• **DATASET ROWS**
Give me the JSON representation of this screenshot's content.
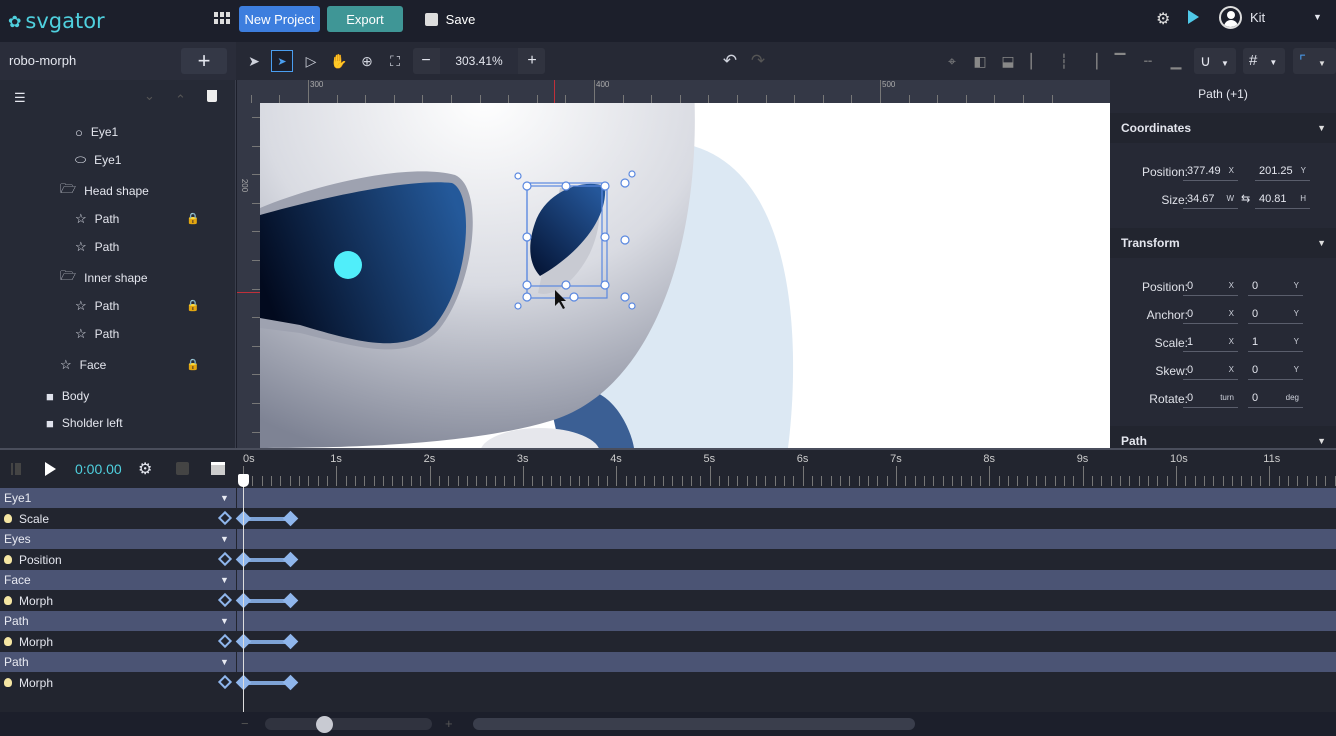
{
  "app": {
    "name": "svgator",
    "brand_color": "#4fd0de"
  },
  "topbar": {
    "apps_icon": "grid-icon",
    "new_project": "New Project",
    "new_project_color": "#3d7ede",
    "export": "Export",
    "export_color": "#3f9696",
    "save": "Save",
    "settings_icon": "gear-play-icon",
    "preview_icon": "play-icon",
    "user": "Kit"
  },
  "project": {
    "name": "robo-morph",
    "add": "+"
  },
  "toolbar": {
    "zoom": "303.41%",
    "zoom_out": "−",
    "zoom_in": "+"
  },
  "layers": [
    {
      "name": "Eye1",
      "icon": "circle",
      "level": 3
    },
    {
      "name": "Eye1",
      "icon": "ellipse",
      "level": 3
    },
    {
      "name": "Head shape",
      "icon": "folder-open",
      "level": 2
    },
    {
      "name": "Path",
      "icon": "star",
      "level": 3,
      "locked": true
    },
    {
      "name": "Path",
      "icon": "star",
      "level": 3
    },
    {
      "name": "Inner shape",
      "icon": "folder-open",
      "level": 2
    },
    {
      "name": "Path",
      "icon": "star",
      "level": 3,
      "locked": true
    },
    {
      "name": "Path",
      "icon": "star",
      "level": 3
    },
    {
      "name": "Face",
      "icon": "star",
      "level": 2,
      "locked": true
    },
    {
      "name": "Body",
      "icon": "folder",
      "level": 1
    },
    {
      "name": "Sholder left",
      "icon": "folder",
      "level": 1
    }
  ],
  "rulers": {
    "top": [
      "300",
      "400",
      "500"
    ],
    "left": [
      "200"
    ]
  },
  "props": {
    "title": "Path (+1)",
    "coordinates": {
      "title": "Coordinates",
      "position_label": "Position:",
      "x": "377.49",
      "y": "201.25",
      "size_label": "Size:",
      "w": "34.67",
      "h": "40.81"
    },
    "transform": {
      "title": "Transform",
      "rows": [
        {
          "label": "Position:",
          "a": "0",
          "ua": "X",
          "b": "0",
          "ub": "Y"
        },
        {
          "label": "Anchor:",
          "a": "0",
          "ua": "X",
          "b": "0",
          "ub": "Y"
        },
        {
          "label": "Scale:",
          "a": "1",
          "ua": "X",
          "b": "1",
          "ub": "Y"
        },
        {
          "label": "Skew:",
          "a": "0",
          "ua": "X",
          "b": "0",
          "ub": "Y"
        },
        {
          "label": "Rotate:",
          "a": "0",
          "ua": "turn",
          "b": "0",
          "ub": "deg"
        }
      ]
    },
    "path": {
      "title": "Path"
    },
    "units": {
      "x": "X",
      "y": "Y",
      "w": "W",
      "h": "H"
    }
  },
  "timeline": {
    "time": "0:00.00",
    "ticks": [
      "0s",
      "1s",
      "2s",
      "3s",
      "4s",
      "5s",
      "6s",
      "7s",
      "8s",
      "9s",
      "10s",
      "11s"
    ],
    "rows": [
      {
        "type": "group",
        "label": "Eye1"
      },
      {
        "type": "prop",
        "label": "Scale",
        "keyframes": [
          0,
          0.5
        ]
      },
      {
        "type": "group",
        "label": "Eyes"
      },
      {
        "type": "prop",
        "label": "Position",
        "keyframes": [
          0,
          0.5
        ]
      },
      {
        "type": "group",
        "label": "Face"
      },
      {
        "type": "prop",
        "label": "Morph",
        "keyframes": [
          0,
          0.5
        ]
      },
      {
        "type": "group",
        "label": "Path"
      },
      {
        "type": "prop",
        "label": "Morph",
        "keyframes": [
          0,
          0.5
        ]
      },
      {
        "type": "group",
        "label": "Path"
      },
      {
        "type": "prop",
        "label": "Morph",
        "keyframes": [
          0,
          0.5
        ]
      }
    ],
    "zoom_minus": "−",
    "zoom_plus": "+"
  }
}
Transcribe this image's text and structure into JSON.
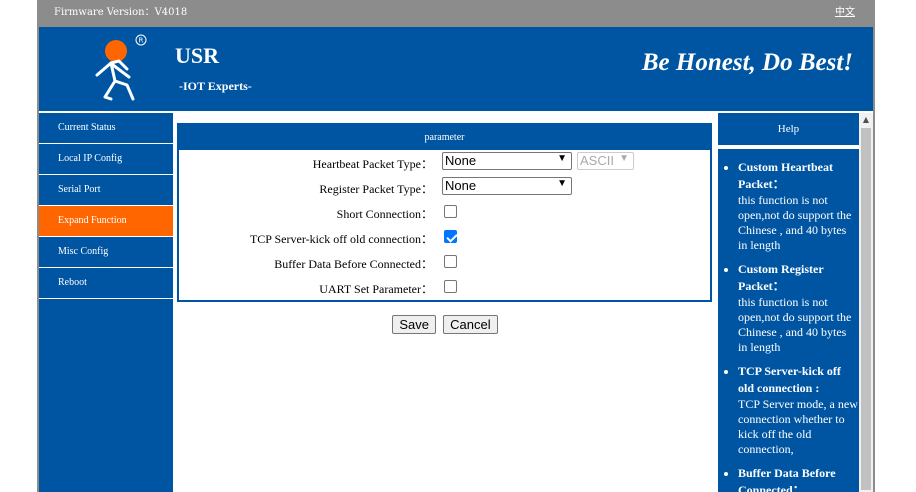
{
  "topbar": {
    "firmware": "Firmware Version：V4018",
    "lang_link": "中文"
  },
  "banner": {
    "brand": "USR",
    "subtitle": "-IOT Experts-",
    "slogan": "Be Honest, Do Best!"
  },
  "sidebar": {
    "items": [
      {
        "label": "Current Status",
        "active": false
      },
      {
        "label": "Local IP Config",
        "active": false
      },
      {
        "label": "Serial Port",
        "active": false
      },
      {
        "label": "Expand Function",
        "active": true
      },
      {
        "label": "Misc Config",
        "active": false
      },
      {
        "label": "Reboot",
        "active": false
      }
    ]
  },
  "params": {
    "header": "parameter",
    "heartbeat_label": "Heartbeat Packet Type：",
    "heartbeat_value": "None",
    "heartbeat_format": "ASCII",
    "register_label": "Register Packet Type：",
    "register_value": "None",
    "short_conn_label": "Short Connection：",
    "short_conn_checked": false,
    "kick_label": "TCP Server-kick off old connection：",
    "kick_checked": true,
    "buffer_label": "Buffer Data Before Connected：",
    "buffer_checked": false,
    "uart_label": "UART Set Parameter：",
    "uart_checked": false
  },
  "buttons": {
    "save": "Save",
    "cancel": "Cancel"
  },
  "help": {
    "title": "Help",
    "items": [
      {
        "title": "Custom Heartbeat Packet：",
        "text": "this function is not open,not do support the Chinese , and 40 bytes in length"
      },
      {
        "title": "Custom Register Packet：",
        "text": "this function is not open,not do support the Chinese , and 40 bytes in length"
      },
      {
        "title": "TCP Server-kick off old connection :",
        "text": "TCP Server mode, a new connection whether to kick off the old connection,"
      },
      {
        "title": "Buffer Data Before Connected：",
        "text": ""
      }
    ]
  },
  "colors": {
    "primary": "#0055a3",
    "active": "#ff6600",
    "logo_orange": "#ff6600",
    "frame": "#8c8c8c"
  },
  "icons": {
    "logo": "usr-runner-logo",
    "checkbox_checked": "check-icon",
    "select_arrow": "chevron-down-icon",
    "scroll_up": "scroll-up-arrow-icon"
  }
}
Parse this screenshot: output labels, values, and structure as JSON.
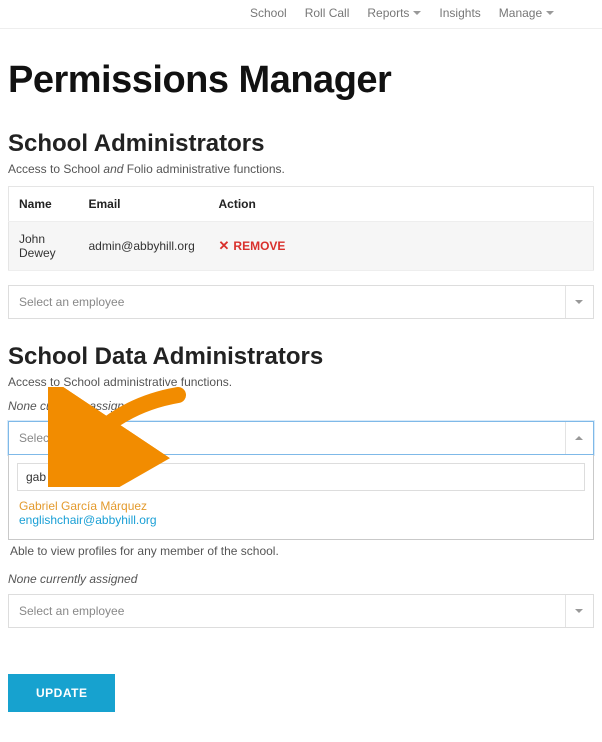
{
  "nav": {
    "school": "School",
    "rollcall": "Roll Call",
    "reports": "Reports",
    "insights": "Insights",
    "manage": "Manage"
  },
  "page": {
    "title": "Permissions Manager"
  },
  "section1": {
    "title": "School Administrators",
    "desc_pre": "Access to School ",
    "desc_em": "and",
    "desc_post": " Folio administrative functions.",
    "table": {
      "headers": {
        "name": "Name",
        "email": "Email",
        "action": "Action"
      },
      "rows": [
        {
          "name": "John Dewey",
          "email": "admin@abbyhill.org",
          "action": "REMOVE"
        }
      ]
    },
    "select_placeholder": "Select an employee"
  },
  "section2": {
    "title": "School Data Administrators",
    "desc": "Access to School administrative functions.",
    "assigned": "None currently assigned",
    "select_placeholder": "Select an employee",
    "search_value": "gab",
    "result": {
      "name": "Gabriel García Márquez",
      "email": "englishchair@abbyhill.org"
    },
    "under_text": "Able to view profiles for any member of the school."
  },
  "section3": {
    "assigned": "None currently assigned",
    "select_placeholder": "Select an employee"
  },
  "buttons": {
    "update": "UPDATE"
  }
}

• **EXERCISE DESCRIPTION**
Scan the data above and copy every line with "Before" in it.

• **EXPECTED OUTPUT**
    "buffer_label": "Buffer Data Before Connected：",
        "title": "Buffer Data Before Connected：",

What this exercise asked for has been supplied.